Task statement - Look for the string "مقدمة" in every line, and copy each line that has it.

Recorded information -
◆ ◆ ◆ ◆
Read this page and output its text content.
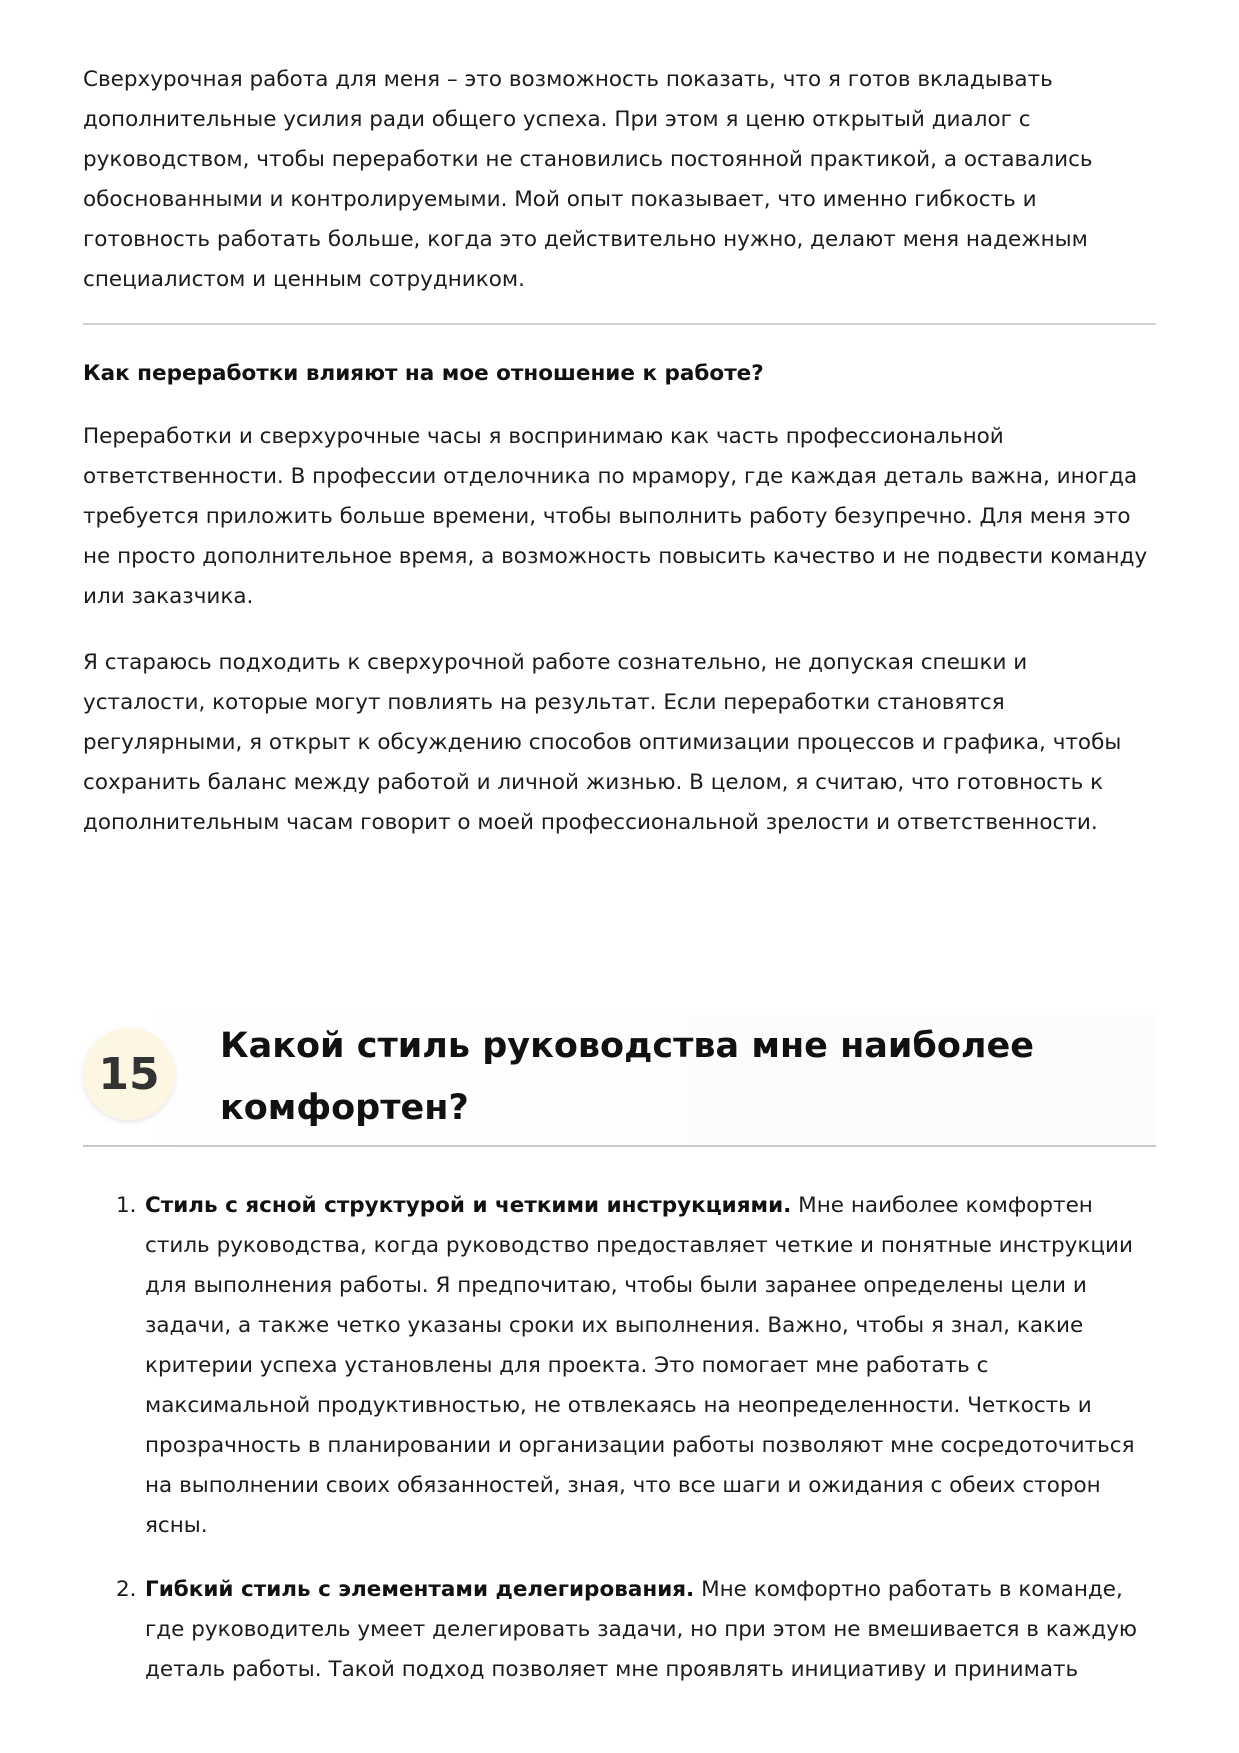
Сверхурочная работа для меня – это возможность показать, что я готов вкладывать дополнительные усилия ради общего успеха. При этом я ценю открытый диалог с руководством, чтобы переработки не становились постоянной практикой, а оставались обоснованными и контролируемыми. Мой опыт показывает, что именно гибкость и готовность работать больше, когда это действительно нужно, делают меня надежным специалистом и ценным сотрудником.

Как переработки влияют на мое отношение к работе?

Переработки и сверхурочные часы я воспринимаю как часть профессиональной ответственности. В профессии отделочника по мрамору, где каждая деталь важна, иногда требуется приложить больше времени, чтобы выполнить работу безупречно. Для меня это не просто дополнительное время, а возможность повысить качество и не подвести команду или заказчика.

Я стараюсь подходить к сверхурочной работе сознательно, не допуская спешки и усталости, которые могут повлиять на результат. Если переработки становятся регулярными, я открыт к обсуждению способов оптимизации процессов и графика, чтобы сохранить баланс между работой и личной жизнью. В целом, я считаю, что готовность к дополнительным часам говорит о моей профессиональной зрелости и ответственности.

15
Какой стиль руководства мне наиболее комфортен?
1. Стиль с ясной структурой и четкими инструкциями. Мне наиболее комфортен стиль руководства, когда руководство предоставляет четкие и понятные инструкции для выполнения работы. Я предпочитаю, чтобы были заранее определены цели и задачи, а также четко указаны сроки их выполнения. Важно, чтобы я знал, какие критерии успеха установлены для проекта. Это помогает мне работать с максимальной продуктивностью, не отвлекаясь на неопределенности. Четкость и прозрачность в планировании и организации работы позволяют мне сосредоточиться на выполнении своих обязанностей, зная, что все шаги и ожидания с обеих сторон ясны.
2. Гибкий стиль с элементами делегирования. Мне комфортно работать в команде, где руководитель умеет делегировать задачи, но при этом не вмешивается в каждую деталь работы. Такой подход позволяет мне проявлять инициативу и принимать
◆ ◆ ◆ ◆
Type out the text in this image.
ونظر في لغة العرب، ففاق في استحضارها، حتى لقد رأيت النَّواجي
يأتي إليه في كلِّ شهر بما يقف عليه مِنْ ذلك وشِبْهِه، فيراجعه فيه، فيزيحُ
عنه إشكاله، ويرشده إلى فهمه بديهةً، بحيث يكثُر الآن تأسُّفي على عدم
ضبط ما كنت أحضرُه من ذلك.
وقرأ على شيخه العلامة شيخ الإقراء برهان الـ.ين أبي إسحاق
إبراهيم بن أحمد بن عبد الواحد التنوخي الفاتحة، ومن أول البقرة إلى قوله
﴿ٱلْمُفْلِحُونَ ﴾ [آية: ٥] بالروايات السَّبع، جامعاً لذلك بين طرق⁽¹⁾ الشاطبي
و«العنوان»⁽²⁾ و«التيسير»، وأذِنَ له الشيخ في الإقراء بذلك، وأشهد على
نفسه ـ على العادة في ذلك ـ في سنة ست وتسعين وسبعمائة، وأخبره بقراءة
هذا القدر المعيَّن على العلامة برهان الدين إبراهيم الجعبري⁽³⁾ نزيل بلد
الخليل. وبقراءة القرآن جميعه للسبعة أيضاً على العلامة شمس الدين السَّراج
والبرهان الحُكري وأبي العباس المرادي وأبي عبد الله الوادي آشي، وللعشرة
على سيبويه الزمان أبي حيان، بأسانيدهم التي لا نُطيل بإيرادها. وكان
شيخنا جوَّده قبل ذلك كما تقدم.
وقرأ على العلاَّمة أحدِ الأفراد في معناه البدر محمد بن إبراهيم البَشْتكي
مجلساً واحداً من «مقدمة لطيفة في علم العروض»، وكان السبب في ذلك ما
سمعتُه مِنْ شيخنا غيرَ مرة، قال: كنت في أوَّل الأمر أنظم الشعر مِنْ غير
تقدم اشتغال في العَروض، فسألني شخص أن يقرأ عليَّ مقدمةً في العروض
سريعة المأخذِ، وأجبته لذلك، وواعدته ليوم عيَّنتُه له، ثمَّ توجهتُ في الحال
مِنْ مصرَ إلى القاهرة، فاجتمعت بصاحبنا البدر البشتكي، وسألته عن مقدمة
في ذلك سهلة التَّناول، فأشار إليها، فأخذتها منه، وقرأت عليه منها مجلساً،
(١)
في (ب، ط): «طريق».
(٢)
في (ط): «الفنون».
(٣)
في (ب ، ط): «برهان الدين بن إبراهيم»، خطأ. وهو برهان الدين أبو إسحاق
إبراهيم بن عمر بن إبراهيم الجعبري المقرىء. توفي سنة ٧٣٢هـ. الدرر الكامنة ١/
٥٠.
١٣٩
◆ ◆ ◆ ◆
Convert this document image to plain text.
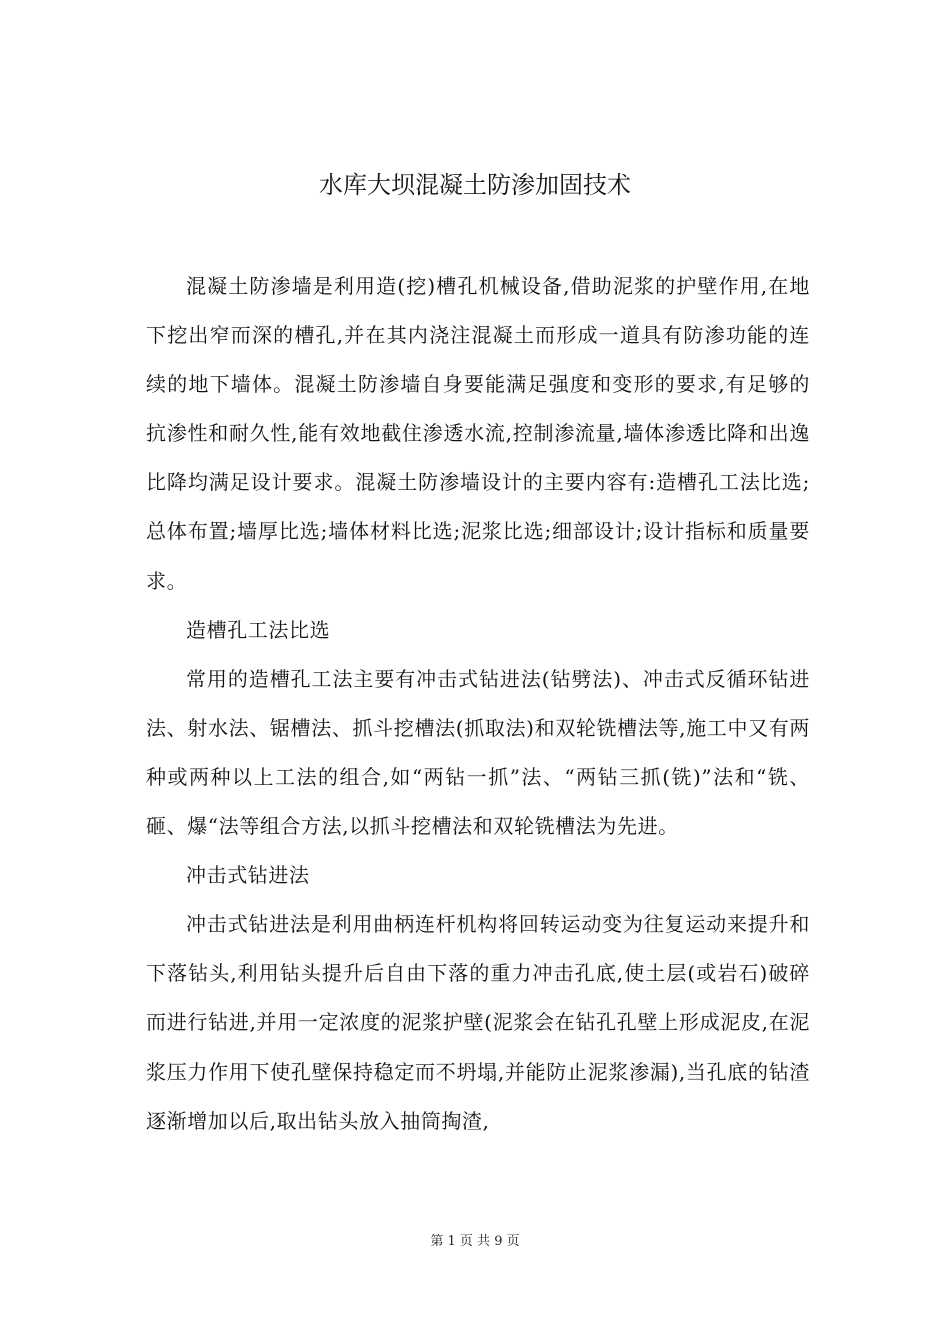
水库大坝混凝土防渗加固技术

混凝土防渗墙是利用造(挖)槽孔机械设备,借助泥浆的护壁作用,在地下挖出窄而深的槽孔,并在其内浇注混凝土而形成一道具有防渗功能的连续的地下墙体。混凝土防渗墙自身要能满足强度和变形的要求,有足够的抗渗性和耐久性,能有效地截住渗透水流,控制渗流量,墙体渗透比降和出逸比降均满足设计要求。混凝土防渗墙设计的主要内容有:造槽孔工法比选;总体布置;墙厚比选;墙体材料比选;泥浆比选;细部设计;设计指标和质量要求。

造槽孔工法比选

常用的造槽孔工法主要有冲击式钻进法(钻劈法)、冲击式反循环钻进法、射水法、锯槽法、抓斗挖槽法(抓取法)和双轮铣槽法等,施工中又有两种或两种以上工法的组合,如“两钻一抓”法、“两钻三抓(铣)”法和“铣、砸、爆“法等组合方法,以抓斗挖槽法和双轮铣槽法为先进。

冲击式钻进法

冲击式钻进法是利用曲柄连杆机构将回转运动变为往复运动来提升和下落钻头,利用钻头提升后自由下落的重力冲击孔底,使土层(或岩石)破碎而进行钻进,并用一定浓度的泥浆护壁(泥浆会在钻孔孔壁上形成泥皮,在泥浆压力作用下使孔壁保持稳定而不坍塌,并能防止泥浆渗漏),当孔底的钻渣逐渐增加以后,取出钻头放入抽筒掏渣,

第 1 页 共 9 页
◆ ◆ ◆ ◆
Written response -
مجلساً واحداً من «مقدمة لطيفة في علم العروض»، وكان السبب في ذلك ما
تقدم اشتغال في العَروض، فسألني شخص أن يقرأ عليَّ مقدمةً في العروض
مِنْ مصرَ إلى القاهرة، فاجتمعت بصاحبنا البدر البشتكي، وسألته عن مقدمة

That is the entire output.